## Short exercise
Reproduce the records that follow in full, excluding any picture they contain.
##### Task inputs
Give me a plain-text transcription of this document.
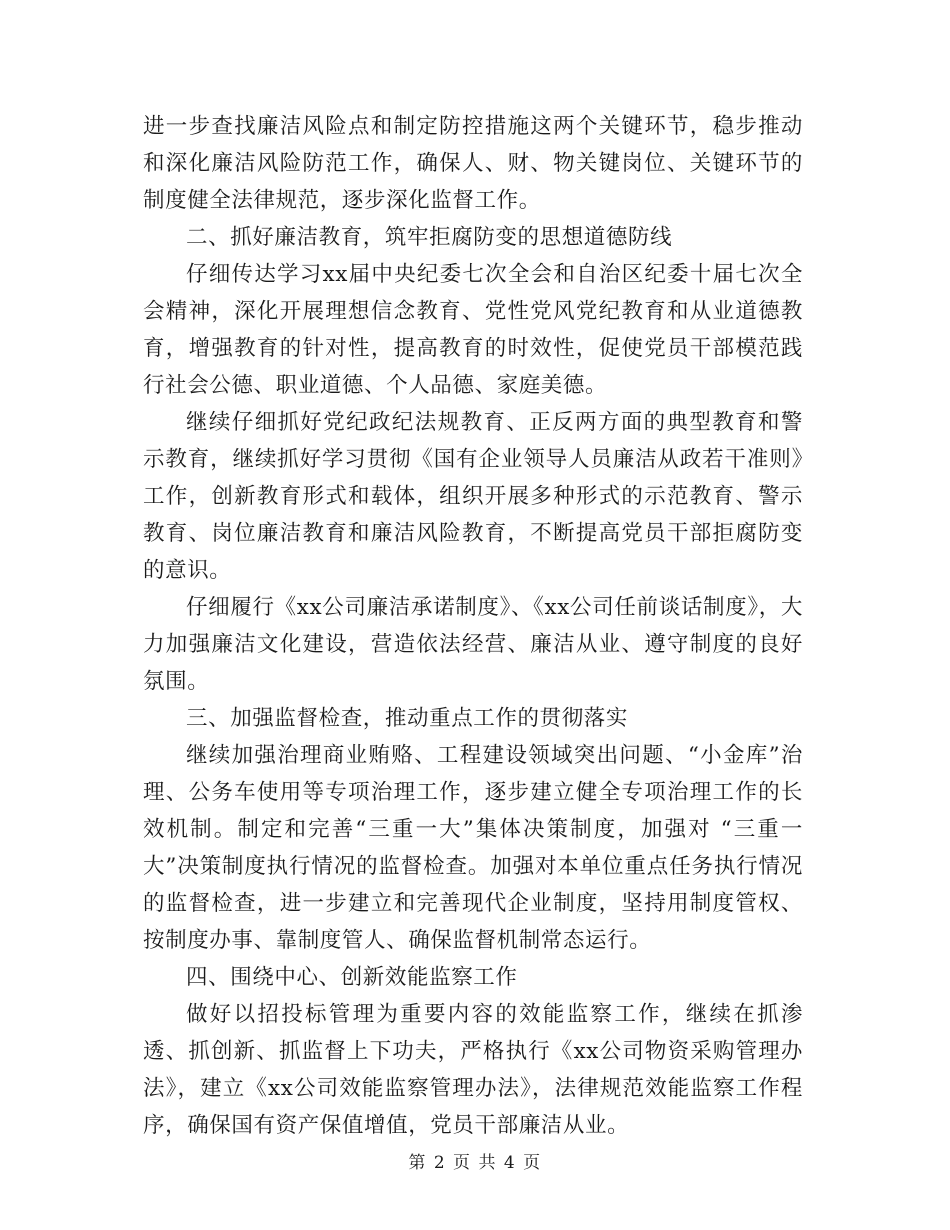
进一步查找廉洁风险点和制定防控措施这两个关键环节，稳步推动和深化廉洁风险防范工作，确保人、财、物关键岗位、关键环节的制度健全法律规范，逐步深化监督工作。

二、抓好廉洁教育，筑牢拒腐防变的思想道德防线

仔细传达学习xx届中央纪委七次全会和自治区纪委十届七次全会精神，深化开展理想信念教育、党性党风党纪教育和从业道德教育，增强教育的针对性，提高教育的时效性，促使党员干部模范践行社会公德、职业道德、个人品德、家庭美德。

继续仔细抓好党纪政纪法规教育、正反两方面的典型教育和警示教育，继续抓好学习贯彻《国有企业领导人员廉洁从政若干准则》工作，创新教育形式和载体，组织开展多种形式的示范教育、警示教育、岗位廉洁教育和廉洁风险教育，不断提高党员干部拒腐防变的意识。

仔细履行《xx公司廉洁承诺制度》、《xx公司任前谈话制度》，大力加强廉洁文化建设，营造依法经营、廉洁从业、遵守制度的良好氛围。

三、加强监督检查，推动重点工作的贯彻落实

继续加强治理商业贿赂、工程建设领域突出问题、“小金库”治理、公务车使用等专项治理工作，逐步建立健全专项治理工作的长效机制。制定和完善“三重一大”集体决策制度，加强对 “三重一大”决策制度执行情况的监督检查。加强对本单位重点任务执行情况的监督检查，进一步建立和完善现代企业制度，坚持用制度管权、按制度办事、靠制度管人、确保监督机制常态运行。

四、围绕中心、创新效能监察工作

做好以招投标管理为重要内容的效能监察工作，继续在抓渗透、抓创新、抓监督上下功夫，严格执行《xx公司物资采购管理办法》，建立《xx公司效能监察管理办法》，法律规范效能监察工作程序，确保国有资产保值增值，党员干部廉洁从业。

第 2 页 共 4 页
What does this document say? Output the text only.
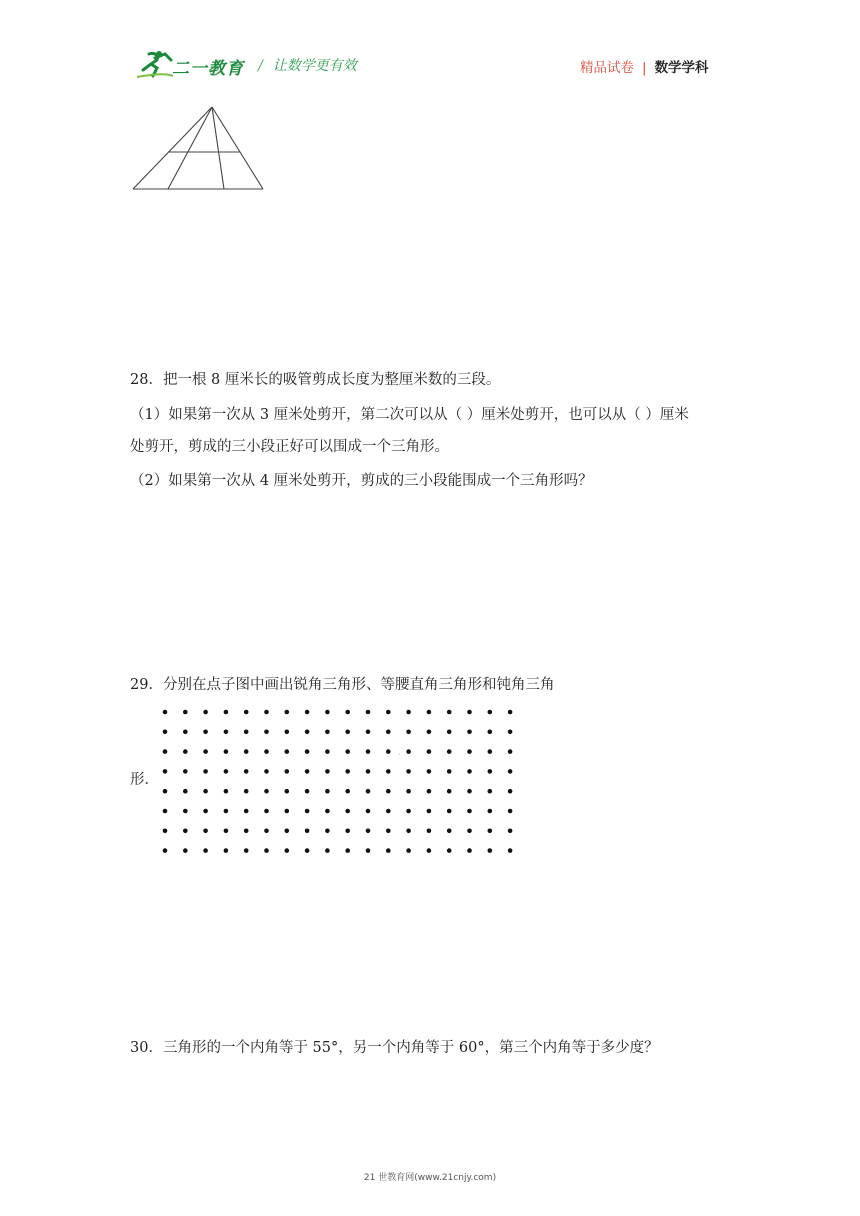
二一教育 / 让数学更有效	精品试卷 | 数学学科
28．把一根 8 厘米长的吸管剪成长度为整厘米数的三段。
（1）如果第一次从 3 厘米处剪开，第二次可以从（ ）厘米处剪开，也可以从（ ）厘米
处剪开，剪成的三小段正好可以围成一个三角形。
（2）如果第一次从 4 厘米处剪开，剪成的三小段能围成一个三角形吗？
29．分别在点子图中画出锐角三角形、等腰直角三角形和钝角三角
·
形．
30．三角形的一个内角等于 55°，另一个内角等于 60°，第三个内角等于多少度？
21 世教育网(www.21cnjy.com)
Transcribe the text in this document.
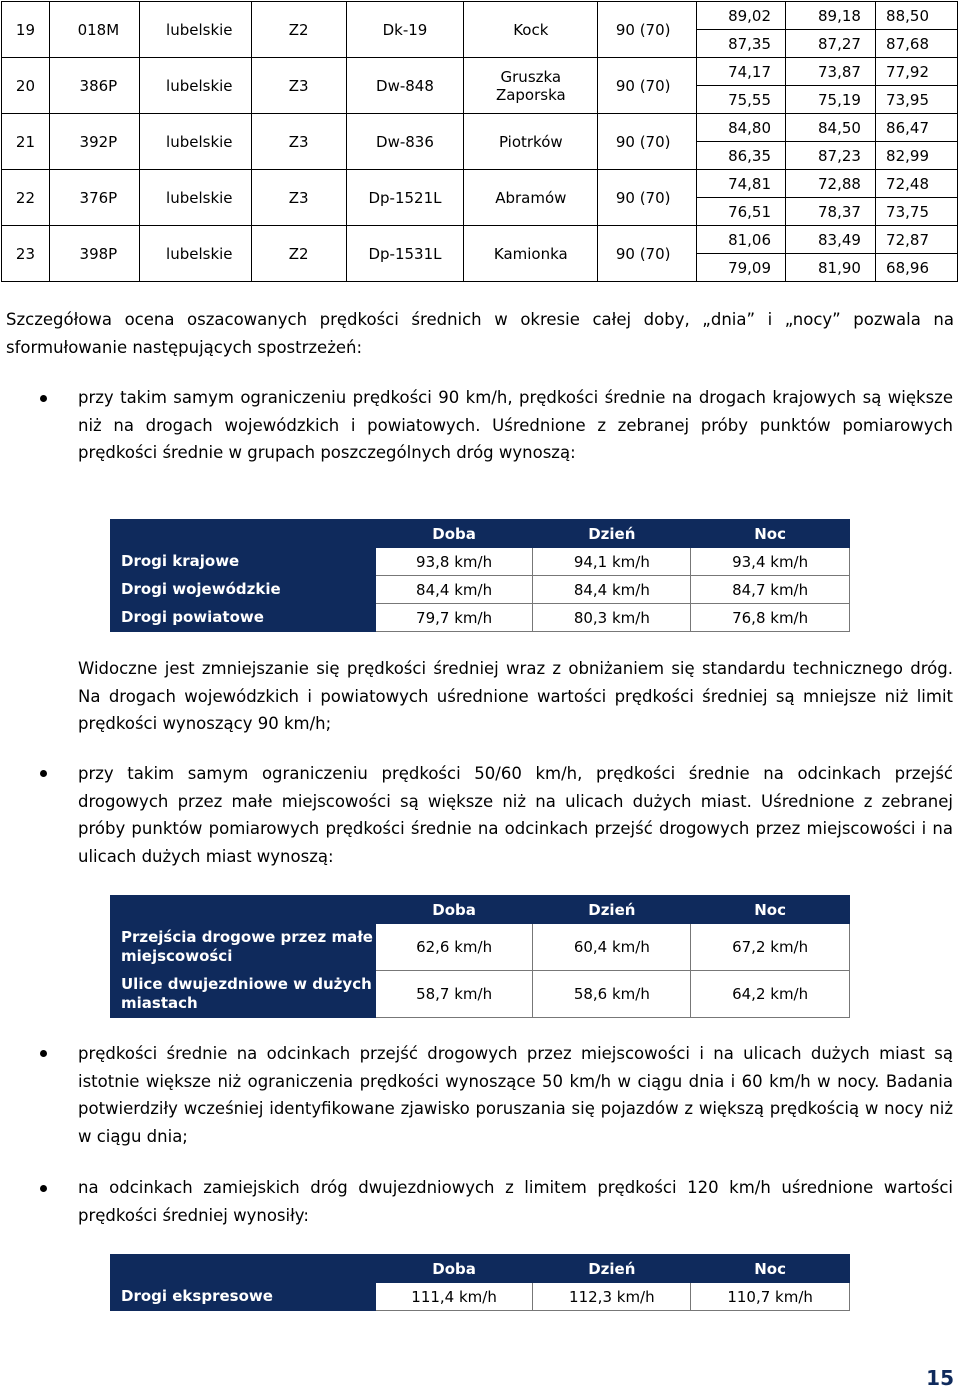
19	018M	lubelskie	Z2	Dk-19	Kock	90 (70)	89,02	89,18	88,50
							87,35	87,27	87,68

20	386P	lubelskie	Z3	Dw-848	Gruszka Zaporska	90 (70)	74,17	73,87	77,92
							75,55	75,19	73,95

21	392P	lubelskie	Z3	Dw-836	Piotrków	90 (70)	84,80	84,50	86,47
							86,35	87,23	82,99

22	376P	lubelskie	Z3	Dp-1521L	Abramów	90 (70)	74,81	72,88	72,48
							76,51	78,37	73,75

23	398P	lubelskie	Z2	Dp-1531L	Kamionka	90 (70)	81,06	83,49	72,87
							79,09	81,90	68,96
Szczegółowa ocena oszacowanych prędkości średnich w okresie całej doby, „dnia” i „nocy” pozwala na sformułowanie następujących spostrzeżeń:
przy takim samym ograniczeniu prędkości 90 km/h, prędkości średnie na drogach krajowych są większe niż na drogach wojewódzkich i powiatowych. Uśrednione z zebranej próby punktów pomiarowych prędkości średnie w grupach poszczególnych dróg wynoszą:
	Doba	Dzień	Noc
Drogi krajowe	93,8 km/h	94,1 km/h	93,4 km/h
Drogi wojewódzkie	84,4 km/h	84,4 km/h	84,7 km/h
Drogi powiatowe	79,7 km/h	80,3 km/h	76,8 km/h
Widoczne jest zmniejszanie się prędkości średniej wraz z obniżaniem się standardu technicznego dróg. Na drogach wojewódzkich i powiatowych uśrednione wartości prędkości średniej są mniejsze niż limit prędkości wynoszący 90 km/h;
przy takim samym ograniczeniu prędkości 50/60 km/h, prędkości średnie na odcinkach przejść drogowych przez małe miejscowości są większe niż na ulicach dużych miast. Uśrednione z zebranej próby punktów pomiarowych prędkości średnie na odcinkach przejść drogowych przez miejscowości i na ulicach dużych miast wynoszą:
	Doba	Dzień	Noc
Przejścia drogowe przez małe miejscowości	62,6 km/h	60,4 km/h	67,2 km/h
Ulice dwujezdniowe w dużych miastach	58,7 km/h	58,6 km/h	64,2 km/h
prędkości średnie na odcinkach przejść drogowych przez miejscowości i na ulicach dużych miast są istotnie większe niż ograniczenia prędkości wynoszące 50 km/h w ciągu dnia i 60 km/h w nocy. Badania potwierdziły wcześniej identyfikowane zjawisko poruszania się pojazdów z większą prędkością w nocy niż w ciągu dnia;
na odcinkach zamiejskich dróg dwujezdniowych z limitem prędkości 120 km/h uśrednione wartości prędkości średniej wynosiły:
	Doba	Dzień	Noc
Drogi ekspresowe	111,4 km/h	112,3 km/h	110,7 km/h
15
##########
## The completed task
Give me a plain-text transcription of this document.
进一步查找廉洁风险点和制定防控措施这两个关键环节，稳步推动和深化廉洁风险防范工作，确保人、财、物关键岗位、关键环节的制度健全法律规范，逐步深化监督工作。

二、抓好廉洁教育，筑牢拒腐防变的思想道德防线

仔细传达学习xx届中央纪委七次全会和自治区纪委十届七次全会精神，深化开展理想信念教育、党性党风党纪教育和从业道德教育，增强教育的针对性，提高教育的时效性，促使党员干部模范践行社会公德、职业道德、个人品德、家庭美德。

继续仔细抓好党纪政纪法规教育、正反两方面的典型教育和警示教育，继续抓好学习贯彻《国有企业领导人员廉洁从政若干准则》工作，创新教育形式和载体，组织开展多种形式的示范教育、警示教育、岗位廉洁教育和廉洁风险教育，不断提高党员干部拒腐防变的意识。

仔细履行《xx公司廉洁承诺制度》、《xx公司任前谈话制度》，大力加强廉洁文化建设，营造依法经营、廉洁从业、遵守制度的良好氛围。

三、加强监督检查，推动重点工作的贯彻落实

继续加强治理商业贿赂、工程建设领域突出问题、“小金库”治理、公务车使用等专项治理工作，逐步建立健全专项治理工作的长效机制。制定和完善“三重一大”集体决策制度，加强对 “三重一大”决策制度执行情况的监督检查。加强对本单位重点任务执行情况的监督检查，进一步建立和完善现代企业制度，坚持用制度管权、按制度办事、靠制度管人、确保监督机制常态运行。

四、围绕中心、创新效能监察工作

做好以招投标管理为重要内容的效能监察工作，继续在抓渗透、抓创新、抓监督上下功夫，严格执行《xx公司物资采购管理办法》，建立《xx公司效能监察管理办法》，法律规范效能监察工作程序，确保国有资产保值增值，党员干部廉洁从业。

第 2 页 共 4 页
What does this document say? Output the text only.
二一教育 / 让数学更有效	精品试卷 | 数学学科
28．把一根 8 厘米长的吸管剪成长度为整厘米数的三段。
（1）如果第一次从 3 厘米处剪开，第二次可以从（ ）厘米处剪开，也可以从（ ）厘米
处剪开，剪成的三小段正好可以围成一个三角形。
（2）如果第一次从 4 厘米处剪开，剪成的三小段能围成一个三角形吗？
29．分别在点子图中画出锐角三角形、等腰直角三角形和钝角三角
·
形．
30．三角形的一个内角等于 55°，另一个内角等于 60°，第三个内角等于多少度？
21 世教育网(www.21cnjy.com)
Transcribe the text in this document.
19	018M	lubelskie	Z2	Dk-19	Kock	90 (70)	89,02	89,18	88,50
							87,35	87,27	87,68

20	386P	lubelskie	Z3	Dw-848	Gruszka Zaporska	90 (70)	74,17	73,87	77,92
							75,55	75,19	73,95

21	392P	lubelskie	Z3	Dw-836	Piotrków	90 (70)	84,80	84,50	86,47
							86,35	87,23	82,99

22	376P	lubelskie	Z3	Dp-1521L	Abramów	90 (70)	74,81	72,88	72,48
							76,51	78,37	73,75

23	398P	lubelskie	Z2	Dp-1531L	Kamionka	90 (70)	81,06	83,49	72,87
							79,09	81,90	68,96
Szczegółowa ocena oszacowanych prędkości średnich w okresie całej doby, „dnia” i „nocy” pozwala na sformułowanie następujących spostrzeżeń:
przy takim samym ograniczeniu prędkości 90 km/h, prędkości średnie na drogach krajowych są większe niż na drogach wojewódzkich i powiatowych. Uśrednione z zebranej próby punktów pomiarowych prędkości średnie w grupach poszczególnych dróg wynoszą:
	Doba	Dzień	Noc
Drogi krajowe	93,8 km/h	94,1 km/h	93,4 km/h
Drogi wojewódzkie	84,4 km/h	84,4 km/h	84,7 km/h
Drogi powiatowe	79,7 km/h	80,3 km/h	76,8 km/h
Widoczne jest zmniejszanie się prędkości średniej wraz z obniżaniem się standardu technicznego dróg. Na drogach wojewódzkich i powiatowych uśrednione wartości prędkości średniej są mniejsze niż limit prędkości wynoszący 90 km/h;
przy takim samym ograniczeniu prędkości 50/60 km/h, prędkości średnie na odcinkach przejść drogowych przez małe miejscowości są większe niż na ulicach dużych miast. Uśrednione z zebranej próby punktów pomiarowych prędkości średnie na odcinkach przejść drogowych przez miejscowości i na ulicach dużych miast wynoszą:
	Doba	Dzień	Noc
Przejścia drogowe przez małe miejscowości	62,6 km/h	60,4 km/h	67,2 km/h
Ulice dwujezdniowe w dużych miastach	58,7 km/h	58,6 km/h	64,2 km/h
prędkości średnie na odcinkach przejść drogowych przez miejscowości i na ulicach dużych miast są istotnie większe niż ograniczenia prędkości wynoszące 50 km/h w ciągu dnia i 60 km/h w nocy. Badania potwierdziły wcześniej identyfikowane zjawisko poruszania się pojazdów z większą prędkością w nocy niż w ciągu dnia;
na odcinkach zamiejskich dróg dwujezdniowych z limitem prędkości 120 km/h uśrednione wartości prędkości średniej wynosiły:
	Doba	Dzień	Noc
Drogi ekspresowe	111,4 km/h	112,3 km/h	110,7 km/h
15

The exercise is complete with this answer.